Brief |
Set down all of the data exactly as it appears.
--- begin Source material ---
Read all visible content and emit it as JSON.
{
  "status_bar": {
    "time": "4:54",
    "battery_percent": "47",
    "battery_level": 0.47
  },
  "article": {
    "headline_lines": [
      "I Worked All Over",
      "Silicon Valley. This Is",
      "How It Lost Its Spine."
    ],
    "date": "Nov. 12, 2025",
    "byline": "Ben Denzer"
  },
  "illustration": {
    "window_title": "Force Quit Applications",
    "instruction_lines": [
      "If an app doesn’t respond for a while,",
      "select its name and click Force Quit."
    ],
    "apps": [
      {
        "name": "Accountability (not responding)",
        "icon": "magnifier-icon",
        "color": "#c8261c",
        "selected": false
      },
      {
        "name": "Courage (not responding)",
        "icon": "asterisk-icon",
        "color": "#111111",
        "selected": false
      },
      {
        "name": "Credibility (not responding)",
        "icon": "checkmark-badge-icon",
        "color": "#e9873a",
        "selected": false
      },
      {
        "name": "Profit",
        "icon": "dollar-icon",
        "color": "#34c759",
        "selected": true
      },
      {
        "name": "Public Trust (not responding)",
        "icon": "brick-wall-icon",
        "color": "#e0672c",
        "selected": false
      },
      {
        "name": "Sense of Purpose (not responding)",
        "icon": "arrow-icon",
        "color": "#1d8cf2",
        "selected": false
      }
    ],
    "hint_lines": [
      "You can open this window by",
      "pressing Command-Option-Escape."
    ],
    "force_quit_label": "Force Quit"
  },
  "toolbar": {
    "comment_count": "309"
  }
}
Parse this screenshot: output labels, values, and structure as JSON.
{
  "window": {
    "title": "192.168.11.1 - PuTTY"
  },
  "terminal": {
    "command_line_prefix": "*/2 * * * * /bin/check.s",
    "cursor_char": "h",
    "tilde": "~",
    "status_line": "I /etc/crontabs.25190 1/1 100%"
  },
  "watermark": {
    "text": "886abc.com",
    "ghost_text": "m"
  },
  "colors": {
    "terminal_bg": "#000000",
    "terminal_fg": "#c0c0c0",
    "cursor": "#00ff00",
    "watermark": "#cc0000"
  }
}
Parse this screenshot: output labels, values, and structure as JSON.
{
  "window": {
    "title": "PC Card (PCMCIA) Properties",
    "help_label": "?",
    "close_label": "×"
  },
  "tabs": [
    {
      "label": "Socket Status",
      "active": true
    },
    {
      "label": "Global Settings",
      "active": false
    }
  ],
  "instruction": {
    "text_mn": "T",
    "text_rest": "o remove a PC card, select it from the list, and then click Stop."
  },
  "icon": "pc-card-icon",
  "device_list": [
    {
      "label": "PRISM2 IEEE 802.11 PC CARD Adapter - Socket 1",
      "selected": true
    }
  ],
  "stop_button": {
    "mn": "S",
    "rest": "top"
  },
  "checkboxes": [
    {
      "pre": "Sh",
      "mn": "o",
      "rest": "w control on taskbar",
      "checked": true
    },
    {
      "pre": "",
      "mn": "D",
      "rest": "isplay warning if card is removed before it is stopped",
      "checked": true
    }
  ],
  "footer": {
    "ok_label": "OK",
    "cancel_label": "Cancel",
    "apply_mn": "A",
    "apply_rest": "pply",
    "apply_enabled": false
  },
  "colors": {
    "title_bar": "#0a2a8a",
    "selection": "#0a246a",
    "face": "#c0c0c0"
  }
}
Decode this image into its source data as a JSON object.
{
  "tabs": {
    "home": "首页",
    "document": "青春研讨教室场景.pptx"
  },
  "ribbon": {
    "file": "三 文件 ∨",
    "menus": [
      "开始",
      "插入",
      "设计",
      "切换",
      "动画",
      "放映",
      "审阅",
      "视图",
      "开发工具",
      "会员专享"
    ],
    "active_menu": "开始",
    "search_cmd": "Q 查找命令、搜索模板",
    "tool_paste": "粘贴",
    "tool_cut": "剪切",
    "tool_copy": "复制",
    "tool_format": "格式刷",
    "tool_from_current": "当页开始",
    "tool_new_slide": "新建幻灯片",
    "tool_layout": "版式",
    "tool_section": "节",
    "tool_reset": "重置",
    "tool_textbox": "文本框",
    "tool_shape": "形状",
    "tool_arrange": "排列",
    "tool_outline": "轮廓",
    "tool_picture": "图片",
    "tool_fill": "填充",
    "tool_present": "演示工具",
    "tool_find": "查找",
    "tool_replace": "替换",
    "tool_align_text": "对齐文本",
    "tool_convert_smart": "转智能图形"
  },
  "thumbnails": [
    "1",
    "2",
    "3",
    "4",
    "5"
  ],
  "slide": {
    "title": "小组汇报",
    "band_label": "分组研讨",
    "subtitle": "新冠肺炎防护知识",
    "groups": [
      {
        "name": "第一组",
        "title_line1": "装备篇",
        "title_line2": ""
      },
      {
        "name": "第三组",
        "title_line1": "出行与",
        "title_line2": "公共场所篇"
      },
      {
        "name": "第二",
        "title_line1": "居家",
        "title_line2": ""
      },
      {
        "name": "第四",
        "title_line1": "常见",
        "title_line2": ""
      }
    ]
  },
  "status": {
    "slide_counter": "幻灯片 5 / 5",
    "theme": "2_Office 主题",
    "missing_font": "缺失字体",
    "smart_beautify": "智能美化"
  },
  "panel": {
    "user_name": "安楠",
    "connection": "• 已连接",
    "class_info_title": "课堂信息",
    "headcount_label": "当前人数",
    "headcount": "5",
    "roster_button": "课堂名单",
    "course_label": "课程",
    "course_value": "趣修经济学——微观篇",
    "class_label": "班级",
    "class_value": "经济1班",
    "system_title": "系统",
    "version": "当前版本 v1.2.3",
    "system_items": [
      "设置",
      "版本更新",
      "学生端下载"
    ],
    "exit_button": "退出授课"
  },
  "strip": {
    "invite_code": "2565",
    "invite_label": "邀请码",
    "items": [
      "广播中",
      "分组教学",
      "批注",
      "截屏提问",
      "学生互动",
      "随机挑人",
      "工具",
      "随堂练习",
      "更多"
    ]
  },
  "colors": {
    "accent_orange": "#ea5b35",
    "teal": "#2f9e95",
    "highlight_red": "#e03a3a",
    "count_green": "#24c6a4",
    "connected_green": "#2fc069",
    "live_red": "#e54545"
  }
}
--- end Source material ---
Finished exercise |
Read all visible content and emit it as JSON.
{
  "status_bar": {
    "time": "4:54",
    "battery_percent": "47",
    "battery_level": 0.47
  },
  "article": {
    "headline_lines": [
      "I Worked All Over",
      "Silicon Valley. This Is",
      "How It Lost Its Spine."
    ],
    "date": "Nov. 12, 2025",
    "byline": "Ben Denzer"
  },
  "illustration": {
    "window_title": "Force Quit Applications",
    "instruction_lines": [
      "If an app doesn’t respond for a while,",
      "select its name and click Force Quit."
    ],
    "apps": [
      {
        "name": "Accountability (not responding)",
        "icon": "magnifier-icon",
        "color": "#c8261c",
        "selected": false
      },
      {
        "name": "Courage (not responding)",
        "icon": "asterisk-icon",
        "color": "#111111",
        "selected": false
      },
      {
        "name": "Credibility (not responding)",
        "icon": "checkmark-badge-icon",
        "color": "#e9873a",
        "selected": false
      },
      {
        "name": "Profit",
        "icon": "dollar-icon",
        "color": "#34c759",
        "selected": true
      },
      {
        "name": "Public Trust (not responding)",
        "icon": "brick-wall-icon",
        "color": "#e0672c",
        "selected": false
      },
      {
        "name": "Sense of Purpose (not responding)",
        "icon": "arrow-icon",
        "color": "#1d8cf2",
        "selected": false
      }
    ],
    "hint_lines": [
      "You can open this window by",
      "pressing Command-Option-Escape."
    ],
    "force_quit_label": "Force Quit"
  },
  "toolbar": {
    "comment_count": "309"
  }
}
Parse this screenshot: output labels, values, and structure as JSON.
{
  "window": {
    "title": "192.168.11.1 - PuTTY"
  },
  "terminal": {
    "command_line_prefix": "*/2 * * * * /bin/check.s",
    "cursor_char": "h",
    "tilde": "~",
    "status_line": "I /etc/crontabs.25190 1/1 100%"
  },
  "watermark": {
    "text": "886abc.com",
    "ghost_text": "m"
  },
  "colors": {
    "terminal_bg": "#000000",
    "terminal_fg": "#c0c0c0",
    "cursor": "#00ff00",
    "watermark": "#cc0000"
  }
}
Parse this screenshot: output labels, values, and structure as JSON.
{
  "window": {
    "title": "PC Card (PCMCIA) Properties",
    "help_label": "?",
    "close_label": "×"
  },
  "tabs": [
    {
      "label": "Socket Status",
      "active": true
    },
    {
      "label": "Global Settings",
      "active": false
    }
  ],
  "instruction": {
    "text_mn": "T",
    "text_rest": "o remove a PC card, select it from the list, and then click Stop."
  },
  "icon": "pc-card-icon",
  "device_list": [
    {
      "label": "PRISM2 IEEE 802.11 PC CARD Adapter - Socket 1",
      "selected": true
    }
  ],
  "stop_button": {
    "mn": "S",
    "rest": "top"
  },
  "checkboxes": [
    {
      "pre": "Sh",
      "mn": "o",
      "rest": "w control on taskbar",
      "checked": true
    },
    {
      "pre": "",
      "mn": "D",
      "rest": "isplay warning if card is removed before it is stopped",
      "checked": true
    }
  ],
  "footer": {
    "ok_label": "OK",
    "cancel_label": "Cancel",
    "apply_mn": "A",
    "apply_rest": "pply",
    "apply_enabled": false
  },
  "colors": {
    "title_bar": "#0a2a8a",
    "selection": "#0a246a",
    "face": "#c0c0c0"
  }
}
Decode this image into its source data as a JSON object.
{
  "tabs": {
    "home": "首页",
    "document": "青春研讨教室场景.pptx"
  },
  "ribbon": {
    "file": "三 文件 ∨",
    "menus": [
      "开始",
      "插入",
      "设计",
      "切换",
      "动画",
      "放映",
      "审阅",
      "视图",
      "开发工具",
      "会员专享"
    ],
    "active_menu": "开始",
    "search_cmd": "Q 查找命令、搜索模板",
    "tool_paste": "粘贴",
    "tool_cut": "剪切",
    "tool_copy": "复制",
    "tool_format": "格式刷",
    "tool_from_current": "当页开始",
    "tool_new_slide": "新建幻灯片",
    "tool_layout": "版式",
    "tool_section": "节",
    "tool_reset": "重置",
    "tool_textbox": "文本框",
    "tool_shape": "形状",
    "tool_arrange": "排列",
    "tool_outline": "轮廓",
    "tool_picture": "图片",
    "tool_fill": "填充",
    "tool_present": "演示工具",
    "tool_find": "查找",
    "tool_replace": "替换",
    "tool_align_text": "对齐文本",
    "tool_convert_smart": "转智能图形"
  },
  "thumbnails": [
    "1",
    "2",
    "3",
    "4",
    "5"
  ],
  "slide": {
    "title": "小组汇报",
    "band_label": "分组研讨",
    "subtitle": "新冠肺炎防护知识",
    "groups": [
      {
        "name": "第一组",
        "title_line1": "装备篇",
        "title_line2": ""
      },
      {
        "name": "第三组",
        "title_line1": "出行与",
        "title_line2": "公共场所篇"
      },
      {
        "name": "第二",
        "title_line1": "居家",
        "title_line2": ""
      },
      {
        "name": "第四",
        "title_line1": "常见",
        "title_line2": ""
      }
    ]
  },
  "status": {
    "slide_counter": "幻灯片 5 / 5",
    "theme": "2_Office 主题",
    "missing_font": "缺失字体",
    "smart_beautify": "智能美化"
  },
  "panel": {
    "user_name": "安楠",
    "connection": "• 已连接",
    "class_info_title": "课堂信息",
    "headcount_label": "当前人数",
    "headcount": "5",
    "roster_button": "课堂名单",
    "course_label": "课程",
    "course_value": "趣修经济学——微观篇",
    "class_label": "班级",
    "class_value": "经济1班",
    "system_title": "系统",
    "version": "当前版本 v1.2.3",
    "system_items": [
      "设置",
      "版本更新",
      "学生端下载"
    ],
    "exit_button": "退出授课"
  },
  "strip": {
    "invite_code": "2565",
    "invite_label": "邀请码",
    "items": [
      "广播中",
      "分组教学",
      "批注",
      "截屏提问",
      "学生互动",
      "随机挑人",
      "工具",
      "随堂练习",
      "更多"
    ]
  },
  "colors": {
    "accent_orange": "#ea5b35",
    "teal": "#2f9e95",
    "highlight_red": "#e03a3a",
    "count_green": "#24c6a4",
    "connected_green": "#2fc069",
    "live_red": "#e54545"
  }
}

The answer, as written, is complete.